The problem → Beneath this task is a listing; retype all of it exactly.

Records →

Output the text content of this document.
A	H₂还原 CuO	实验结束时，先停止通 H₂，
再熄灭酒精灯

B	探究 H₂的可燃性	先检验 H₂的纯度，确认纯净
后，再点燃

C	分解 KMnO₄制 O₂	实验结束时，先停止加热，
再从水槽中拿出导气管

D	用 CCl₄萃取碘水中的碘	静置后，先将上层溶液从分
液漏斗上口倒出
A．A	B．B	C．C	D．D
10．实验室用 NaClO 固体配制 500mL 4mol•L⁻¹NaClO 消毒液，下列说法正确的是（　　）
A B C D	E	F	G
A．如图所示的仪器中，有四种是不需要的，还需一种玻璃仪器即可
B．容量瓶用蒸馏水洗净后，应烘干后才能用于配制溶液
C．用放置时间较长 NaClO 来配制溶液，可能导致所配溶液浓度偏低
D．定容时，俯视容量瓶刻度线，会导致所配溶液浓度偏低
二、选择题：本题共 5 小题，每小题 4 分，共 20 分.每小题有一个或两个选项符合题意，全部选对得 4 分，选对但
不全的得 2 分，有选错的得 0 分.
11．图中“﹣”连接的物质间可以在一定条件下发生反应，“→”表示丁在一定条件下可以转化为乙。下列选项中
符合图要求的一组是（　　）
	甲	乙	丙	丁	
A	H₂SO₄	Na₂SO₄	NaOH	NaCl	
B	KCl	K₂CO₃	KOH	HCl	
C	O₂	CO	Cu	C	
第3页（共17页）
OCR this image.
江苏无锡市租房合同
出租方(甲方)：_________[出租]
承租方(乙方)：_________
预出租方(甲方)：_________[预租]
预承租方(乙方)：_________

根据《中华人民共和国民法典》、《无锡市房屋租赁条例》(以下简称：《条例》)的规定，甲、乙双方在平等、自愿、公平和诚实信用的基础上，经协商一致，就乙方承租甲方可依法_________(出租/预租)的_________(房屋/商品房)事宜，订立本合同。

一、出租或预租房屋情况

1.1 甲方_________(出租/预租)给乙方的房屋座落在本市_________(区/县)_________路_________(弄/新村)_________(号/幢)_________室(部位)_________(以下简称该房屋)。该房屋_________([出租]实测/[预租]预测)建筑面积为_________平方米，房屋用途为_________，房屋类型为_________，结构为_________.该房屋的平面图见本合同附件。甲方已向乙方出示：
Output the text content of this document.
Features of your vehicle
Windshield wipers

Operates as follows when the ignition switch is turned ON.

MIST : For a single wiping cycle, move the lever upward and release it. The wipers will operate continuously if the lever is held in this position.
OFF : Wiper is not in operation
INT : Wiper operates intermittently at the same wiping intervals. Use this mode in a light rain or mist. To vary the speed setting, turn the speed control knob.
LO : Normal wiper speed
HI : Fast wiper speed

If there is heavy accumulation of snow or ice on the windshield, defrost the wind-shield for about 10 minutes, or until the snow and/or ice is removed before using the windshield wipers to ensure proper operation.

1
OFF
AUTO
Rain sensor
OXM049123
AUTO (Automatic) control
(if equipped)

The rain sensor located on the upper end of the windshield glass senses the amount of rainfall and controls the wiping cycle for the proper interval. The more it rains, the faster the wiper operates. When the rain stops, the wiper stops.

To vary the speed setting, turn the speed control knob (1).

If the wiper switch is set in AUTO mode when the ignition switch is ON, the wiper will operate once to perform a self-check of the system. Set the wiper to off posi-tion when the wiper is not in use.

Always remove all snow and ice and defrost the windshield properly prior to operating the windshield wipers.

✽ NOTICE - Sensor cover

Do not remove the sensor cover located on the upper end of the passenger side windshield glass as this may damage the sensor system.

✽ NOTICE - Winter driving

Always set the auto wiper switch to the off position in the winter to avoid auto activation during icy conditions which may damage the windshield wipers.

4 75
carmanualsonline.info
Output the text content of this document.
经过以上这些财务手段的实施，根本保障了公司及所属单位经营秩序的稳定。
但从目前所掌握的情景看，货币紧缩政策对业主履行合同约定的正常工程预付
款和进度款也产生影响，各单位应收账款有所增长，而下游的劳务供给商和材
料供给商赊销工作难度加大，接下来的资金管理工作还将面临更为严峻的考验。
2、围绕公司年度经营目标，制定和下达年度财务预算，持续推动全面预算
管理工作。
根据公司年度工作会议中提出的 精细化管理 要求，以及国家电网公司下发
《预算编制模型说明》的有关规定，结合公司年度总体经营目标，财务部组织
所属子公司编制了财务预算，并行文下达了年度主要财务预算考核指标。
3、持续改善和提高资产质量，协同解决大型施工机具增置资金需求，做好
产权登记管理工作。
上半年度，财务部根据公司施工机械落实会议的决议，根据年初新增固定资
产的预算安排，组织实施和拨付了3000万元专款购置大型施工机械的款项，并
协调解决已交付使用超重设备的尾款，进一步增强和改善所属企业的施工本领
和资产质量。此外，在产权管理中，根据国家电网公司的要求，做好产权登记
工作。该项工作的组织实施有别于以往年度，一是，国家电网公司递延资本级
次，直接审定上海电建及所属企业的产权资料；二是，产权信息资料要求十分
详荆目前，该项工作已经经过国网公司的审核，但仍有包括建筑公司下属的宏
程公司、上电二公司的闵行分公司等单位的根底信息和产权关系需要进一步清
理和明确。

Result for this task →
Output the text content of this document.
A	H₂还原 CuO	实验结束时，先停止通 H₂，
再熄灭酒精灯

B	探究 H₂的可燃性	先检验 H₂的纯度，确认纯净
后，再点燃

C	分解 KMnO₄制 O₂	实验结束时，先停止加热，
再从水槽中拿出导气管

D	用 CCl₄萃取碘水中的碘	静置后，先将上层溶液从分
液漏斗上口倒出
A．A	B．B	C．C	D．D
10．实验室用 NaClO 固体配制 500mL 4mol•L⁻¹NaClO 消毒液，下列说法正确的是（　　）
A B C D	E	F	G
A．如图所示的仪器中，有四种是不需要的，还需一种玻璃仪器即可
B．容量瓶用蒸馏水洗净后，应烘干后才能用于配制溶液
C．用放置时间较长 NaClO 来配制溶液，可能导致所配溶液浓度偏低
D．定容时，俯视容量瓶刻度线，会导致所配溶液浓度偏低
二、选择题：本题共 5 小题，每小题 4 分，共 20 分.每小题有一个或两个选项符合题意，全部选对得 4 分，选对但
不全的得 2 分，有选错的得 0 分.
11．图中“﹣”连接的物质间可以在一定条件下发生反应，“→”表示丁在一定条件下可以转化为乙。下列选项中
符合图要求的一组是（　　）
	甲	乙	丙	丁	
A	H₂SO₄	Na₂SO₄	NaOH	NaCl	
B	KCl	K₂CO₃	KOH	HCl	
C	O₂	CO	Cu	C	
第3页（共17页）
OCR this image.
江苏无锡市租房合同
出租方(甲方)：_________[出租]
承租方(乙方)：_________
预出租方(甲方)：_________[预租]
预承租方(乙方)：_________

根据《中华人民共和国民法典》、《无锡市房屋租赁条例》(以下简称：《条例》)的规定，甲、乙双方在平等、自愿、公平和诚实信用的基础上，经协商一致，就乙方承租甲方可依法_________(出租/预租)的_________(房屋/商品房)事宜，订立本合同。

一、出租或预租房屋情况

1.1 甲方_________(出租/预租)给乙方的房屋座落在本市_________(区/县)_________路_________(弄/新村)_________(号/幢)_________室(部位)_________(以下简称该房屋)。该房屋_________([出租]实测/[预租]预测)建筑面积为_________平方米，房屋用途为_________，房屋类型为_________，结构为_________.该房屋的平面图见本合同附件。甲方已向乙方出示：
Output the text content of this document.
Features of your vehicle
Windshield wipers

Operates as follows when the ignition switch is turned ON.

MIST : For a single wiping cycle, move the lever upward and release it. The wipers will operate continuously if the lever is held in this position.
OFF : Wiper is not in operation
INT : Wiper operates intermittently at the same wiping intervals. Use this mode in a light rain or mist. To vary the speed setting, turn the speed control knob.
LO : Normal wiper speed
HI : Fast wiper speed

If there is heavy accumulation of snow or ice on the windshield, defrost the wind-shield for about 10 minutes, or until the snow and/or ice is removed before using the windshield wipers to ensure proper operation.

1
OFF
AUTO
Rain sensor
OXM049123
AUTO (Automatic) control
(if equipped)

The rain sensor located on the upper end of the windshield glass senses the amount of rainfall and controls the wiping cycle for the proper interval. The more it rains, the faster the wiper operates. When the rain stops, the wiper stops.

To vary the speed setting, turn the speed control knob (1).

If the wiper switch is set in AUTO mode when the ignition switch is ON, the wiper will operate once to perform a self-check of the system. Set the wiper to off posi-tion when the wiper is not in use.

Always remove all snow and ice and defrost the windshield properly prior to operating the windshield wipers.

✽ NOTICE - Sensor cover

Do not remove the sensor cover located on the upper end of the passenger side windshield glass as this may damage the sensor system.

✽ NOTICE - Winter driving

Always set the auto wiper switch to the off position in the winter to avoid auto activation during icy conditions which may damage the windshield wipers.

4 75
carmanualsonline.info
Output the text content of this document.
经过以上这些财务手段的实施，根本保障了公司及所属单位经营秩序的稳定。
但从目前所掌握的情景看，货币紧缩政策对业主履行合同约定的正常工程预付
款和进度款也产生影响，各单位应收账款有所增长，而下游的劳务供给商和材
料供给商赊销工作难度加大，接下来的资金管理工作还将面临更为严峻的考验。
2、围绕公司年度经营目标，制定和下达年度财务预算，持续推动全面预算
管理工作。
根据公司年度工作会议中提出的 精细化管理 要求，以及国家电网公司下发
《预算编制模型说明》的有关规定，结合公司年度总体经营目标，财务部组织
所属子公司编制了财务预算，并行文下达了年度主要财务预算考核指标。
3、持续改善和提高资产质量，协同解决大型施工机具增置资金需求，做好
产权登记管理工作。
上半年度，财务部根据公司施工机械落实会议的决议，根据年初新增固定资
产的预算安排，组织实施和拨付了3000万元专款购置大型施工机械的款项，并
协调解决已交付使用超重设备的尾款，进一步增强和改善所属企业的施工本领
和资产质量。此外，在产权管理中，根据国家电网公司的要求，做好产权登记
工作。该项工作的组织实施有别于以往年度，一是，国家电网公司递延资本级
次，直接审定上海电建及所属企业的产权资料；二是，产权信息资料要求十分
详荆目前，该项工作已经经过国网公司的审核，但仍有包括建筑公司下属的宏
程公司、上电二公司的闵行分公司等单位的根底信息和产权关系需要进一步清
理和明确。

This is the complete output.